◆ **EXERCISE REQUIREMENTS**: Return the listing word for word, as given.
_____
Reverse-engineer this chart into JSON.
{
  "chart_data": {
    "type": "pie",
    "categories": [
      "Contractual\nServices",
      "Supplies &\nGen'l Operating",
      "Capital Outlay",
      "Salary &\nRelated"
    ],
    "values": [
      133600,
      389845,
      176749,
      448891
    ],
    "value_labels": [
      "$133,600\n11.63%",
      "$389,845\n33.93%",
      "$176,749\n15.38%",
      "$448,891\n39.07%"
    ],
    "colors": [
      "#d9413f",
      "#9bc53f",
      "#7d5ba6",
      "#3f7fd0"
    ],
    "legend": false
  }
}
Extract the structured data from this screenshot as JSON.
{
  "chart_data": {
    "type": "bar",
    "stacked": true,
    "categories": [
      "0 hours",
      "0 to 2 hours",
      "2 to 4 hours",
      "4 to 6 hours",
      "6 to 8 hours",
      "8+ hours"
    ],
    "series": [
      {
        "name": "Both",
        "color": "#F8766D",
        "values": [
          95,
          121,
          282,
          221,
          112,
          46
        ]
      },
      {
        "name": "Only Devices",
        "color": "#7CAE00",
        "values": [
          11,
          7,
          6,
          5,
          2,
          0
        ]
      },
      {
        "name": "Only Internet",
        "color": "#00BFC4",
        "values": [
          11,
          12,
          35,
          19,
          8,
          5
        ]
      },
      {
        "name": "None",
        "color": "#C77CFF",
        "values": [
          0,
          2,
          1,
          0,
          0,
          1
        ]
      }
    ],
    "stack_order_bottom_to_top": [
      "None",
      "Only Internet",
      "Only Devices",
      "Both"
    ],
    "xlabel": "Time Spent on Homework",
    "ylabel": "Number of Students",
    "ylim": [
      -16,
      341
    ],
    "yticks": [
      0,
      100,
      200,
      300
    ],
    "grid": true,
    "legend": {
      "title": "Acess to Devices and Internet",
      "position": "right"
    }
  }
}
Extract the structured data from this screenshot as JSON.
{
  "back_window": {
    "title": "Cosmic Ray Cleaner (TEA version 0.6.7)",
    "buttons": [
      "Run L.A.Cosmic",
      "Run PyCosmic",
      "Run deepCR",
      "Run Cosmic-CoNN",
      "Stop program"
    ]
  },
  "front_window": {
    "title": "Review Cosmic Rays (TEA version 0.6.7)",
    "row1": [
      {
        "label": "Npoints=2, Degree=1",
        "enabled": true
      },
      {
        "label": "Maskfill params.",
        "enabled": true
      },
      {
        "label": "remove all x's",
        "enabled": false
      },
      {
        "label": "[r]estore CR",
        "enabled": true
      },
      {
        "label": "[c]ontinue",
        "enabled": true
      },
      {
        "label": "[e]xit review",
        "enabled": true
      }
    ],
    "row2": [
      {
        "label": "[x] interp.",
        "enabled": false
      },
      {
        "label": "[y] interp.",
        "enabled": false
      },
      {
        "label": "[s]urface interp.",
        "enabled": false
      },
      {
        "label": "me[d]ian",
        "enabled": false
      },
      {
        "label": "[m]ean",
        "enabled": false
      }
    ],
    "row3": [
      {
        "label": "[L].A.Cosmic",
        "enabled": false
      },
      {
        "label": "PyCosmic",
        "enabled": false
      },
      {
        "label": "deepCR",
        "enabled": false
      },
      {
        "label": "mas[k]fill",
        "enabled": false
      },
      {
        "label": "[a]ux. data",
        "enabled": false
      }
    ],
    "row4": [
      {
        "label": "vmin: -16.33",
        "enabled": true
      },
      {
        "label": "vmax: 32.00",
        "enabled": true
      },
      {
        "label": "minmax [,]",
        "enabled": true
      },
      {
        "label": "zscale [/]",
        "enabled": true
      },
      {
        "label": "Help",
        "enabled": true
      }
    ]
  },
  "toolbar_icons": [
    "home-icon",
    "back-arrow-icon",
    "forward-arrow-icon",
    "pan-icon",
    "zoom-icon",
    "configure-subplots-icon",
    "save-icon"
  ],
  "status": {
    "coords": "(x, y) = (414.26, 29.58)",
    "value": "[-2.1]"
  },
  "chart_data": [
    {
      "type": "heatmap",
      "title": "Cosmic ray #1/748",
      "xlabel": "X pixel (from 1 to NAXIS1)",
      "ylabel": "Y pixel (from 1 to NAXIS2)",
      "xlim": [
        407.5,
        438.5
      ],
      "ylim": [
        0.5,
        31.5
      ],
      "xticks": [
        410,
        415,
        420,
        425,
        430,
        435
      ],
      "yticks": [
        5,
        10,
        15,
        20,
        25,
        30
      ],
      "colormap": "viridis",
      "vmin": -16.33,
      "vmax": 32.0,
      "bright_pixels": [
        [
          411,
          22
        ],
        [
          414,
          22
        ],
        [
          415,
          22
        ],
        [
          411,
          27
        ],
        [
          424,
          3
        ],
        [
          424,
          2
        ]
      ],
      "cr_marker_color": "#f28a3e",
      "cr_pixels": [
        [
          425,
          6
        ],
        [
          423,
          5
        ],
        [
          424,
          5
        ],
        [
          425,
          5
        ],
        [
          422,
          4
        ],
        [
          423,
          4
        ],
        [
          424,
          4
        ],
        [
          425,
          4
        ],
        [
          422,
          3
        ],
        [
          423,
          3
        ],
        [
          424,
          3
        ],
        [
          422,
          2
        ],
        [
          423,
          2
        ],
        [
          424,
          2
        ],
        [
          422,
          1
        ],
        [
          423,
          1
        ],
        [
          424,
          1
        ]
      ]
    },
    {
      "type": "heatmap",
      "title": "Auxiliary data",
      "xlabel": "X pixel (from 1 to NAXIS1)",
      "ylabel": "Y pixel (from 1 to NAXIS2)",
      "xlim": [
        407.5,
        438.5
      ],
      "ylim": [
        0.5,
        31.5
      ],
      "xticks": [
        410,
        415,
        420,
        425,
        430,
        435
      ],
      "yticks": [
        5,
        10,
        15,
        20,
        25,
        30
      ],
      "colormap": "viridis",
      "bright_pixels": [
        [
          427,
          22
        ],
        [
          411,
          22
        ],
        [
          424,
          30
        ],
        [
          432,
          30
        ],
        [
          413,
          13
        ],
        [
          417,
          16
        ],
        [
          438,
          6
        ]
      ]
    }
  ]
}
_____
◆ **RESPONSE TO THIS TASK**:
Reverse-engineer this chart into JSON.
{
  "chart_data": {
    "type": "pie",
    "categories": [
      "Contractual\nServices",
      "Supplies &\nGen'l Operating",
      "Capital Outlay",
      "Salary &\nRelated"
    ],
    "values": [
      133600,
      389845,
      176749,
      448891
    ],
    "value_labels": [
      "$133,600\n11.63%",
      "$389,845\n33.93%",
      "$176,749\n15.38%",
      "$448,891\n39.07%"
    ],
    "colors": [
      "#d9413f",
      "#9bc53f",
      "#7d5ba6",
      "#3f7fd0"
    ],
    "legend": false
  }
}
Extract the structured data from this screenshot as JSON.
{
  "chart_data": {
    "type": "bar",
    "stacked": true,
    "categories": [
      "0 hours",
      "0 to 2 hours",
      "2 to 4 hours",
      "4 to 6 hours",
      "6 to 8 hours",
      "8+ hours"
    ],
    "series": [
      {
        "name": "Both",
        "color": "#F8766D",
        "values": [
          95,
          121,
          282,
          221,
          112,
          46
        ]
      },
      {
        "name": "Only Devices",
        "color": "#7CAE00",
        "values": [
          11,
          7,
          6,
          5,
          2,
          0
        ]
      },
      {
        "name": "Only Internet",
        "color": "#00BFC4",
        "values": [
          11,
          12,
          35,
          19,
          8,
          5
        ]
      },
      {
        "name": "None",
        "color": "#C77CFF",
        "values": [
          0,
          2,
          1,
          0,
          0,
          1
        ]
      }
    ],
    "stack_order_bottom_to_top": [
      "None",
      "Only Internet",
      "Only Devices",
      "Both"
    ],
    "xlabel": "Time Spent on Homework",
    "ylabel": "Number of Students",
    "ylim": [
      -16,
      341
    ],
    "yticks": [
      0,
      100,
      200,
      300
    ],
    "grid": true,
    "legend": {
      "title": "Acess to Devices and Internet",
      "position": "right"
    }
  }
}
Extract the structured data from this screenshot as JSON.
{
  "back_window": {
    "title": "Cosmic Ray Cleaner (TEA version 0.6.7)",
    "buttons": [
      "Run L.A.Cosmic",
      "Run PyCosmic",
      "Run deepCR",
      "Run Cosmic-CoNN",
      "Stop program"
    ]
  },
  "front_window": {
    "title": "Review Cosmic Rays (TEA version 0.6.7)",
    "row1": [
      {
        "label": "Npoints=2, Degree=1",
        "enabled": true
      },
      {
        "label": "Maskfill params.",
        "enabled": true
      },
      {
        "label": "remove all x's",
        "enabled": false
      },
      {
        "label": "[r]estore CR",
        "enabled": true
      },
      {
        "label": "[c]ontinue",
        "enabled": true
      },
      {
        "label": "[e]xit review",
        "enabled": true
      }
    ],
    "row2": [
      {
        "label": "[x] interp.",
        "enabled": false
      },
      {
        "label": "[y] interp.",
        "enabled": false
      },
      {
        "label": "[s]urface interp.",
        "enabled": false
      },
      {
        "label": "me[d]ian",
        "enabled": false
      },
      {
        "label": "[m]ean",
        "enabled": false
      }
    ],
    "row3": [
      {
        "label": "[L].A.Cosmic",
        "enabled": false
      },
      {
        "label": "PyCosmic",
        "enabled": false
      },
      {
        "label": "deepCR",
        "enabled": false
      },
      {
        "label": "mas[k]fill",
        "enabled": false
      },
      {
        "label": "[a]ux. data",
        "enabled": false
      }
    ],
    "row4": [
      {
        "label": "vmin: -16.33",
        "enabled": true
      },
      {
        "label": "vmax: 32.00",
        "enabled": true
      },
      {
        "label": "minmax [,]",
        "enabled": true
      },
      {
        "label": "zscale [/]",
        "enabled": true
      },
      {
        "label": "Help",
        "enabled": true
      }
    ]
  },
  "toolbar_icons": [
    "home-icon",
    "back-arrow-icon",
    "forward-arrow-icon",
    "pan-icon",
    "zoom-icon",
    "configure-subplots-icon",
    "save-icon"
  ],
  "status": {
    "coords": "(x, y) = (414.26, 29.58)",
    "value": "[-2.1]"
  },
  "chart_data": [
    {
      "type": "heatmap",
      "title": "Cosmic ray #1/748",
      "xlabel": "X pixel (from 1 to NAXIS1)",
      "ylabel": "Y pixel (from 1 to NAXIS2)",
      "xlim": [
        407.5,
        438.5
      ],
      "ylim": [
        0.5,
        31.5
      ],
      "xticks": [
        410,
        415,
        420,
        425,
        430,
        435
      ],
      "yticks": [
        5,
        10,
        15,
        20,
        25,
        30
      ],
      "colormap": "viridis",
      "vmin": -16.33,
      "vmax": 32.0,
      "bright_pixels": [
        [
          411,
          22
        ],
        [
          414,
          22
        ],
        [
          415,
          22
        ],
        [
          411,
          27
        ],
        [
          424,
          3
        ],
        [
          424,
          2
        ]
      ],
      "cr_marker_color": "#f28a3e",
      "cr_pixels": [
        [
          425,
          6
        ],
        [
          423,
          5
        ],
        [
          424,
          5
        ],
        [
          425,
          5
        ],
        [
          422,
          4
        ],
        [
          423,
          4
        ],
        [
          424,
          4
        ],
        [
          425,
          4
        ],
        [
          422,
          3
        ],
        [
          423,
          3
        ],
        [
          424,
          3
        ],
        [
          422,
          2
        ],
        [
          423,
          2
        ],
        [
          424,
          2
        ],
        [
          422,
          1
        ],
        [
          423,
          1
        ],
        [
          424,
          1
        ]
      ]
    },
    {
      "type": "heatmap",
      "title": "Auxiliary data",
      "xlabel": "X pixel (from 1 to NAXIS1)",
      "ylabel": "Y pixel (from 1 to NAXIS2)",
      "xlim": [
        407.5,
        438.5
      ],
      "ylim": [
        0.5,
        31.5
      ],
      "xticks": [
        410,
        415,
        420,
        425,
        430,
        435
      ],
      "yticks": [
        5,
        10,
        15,
        20,
        25,
        30
      ],
      "colormap": "viridis",
      "bright_pixels": [
        [
          427,
          22
        ],
        [
          411,
          22
        ],
        [
          424,
          30
        ],
        [
          432,
          30
        ],
        [
          413,
          13
        ],
        [
          417,
          16
        ],
        [
          438,
          6
        ]
      ]
    }
  ]
}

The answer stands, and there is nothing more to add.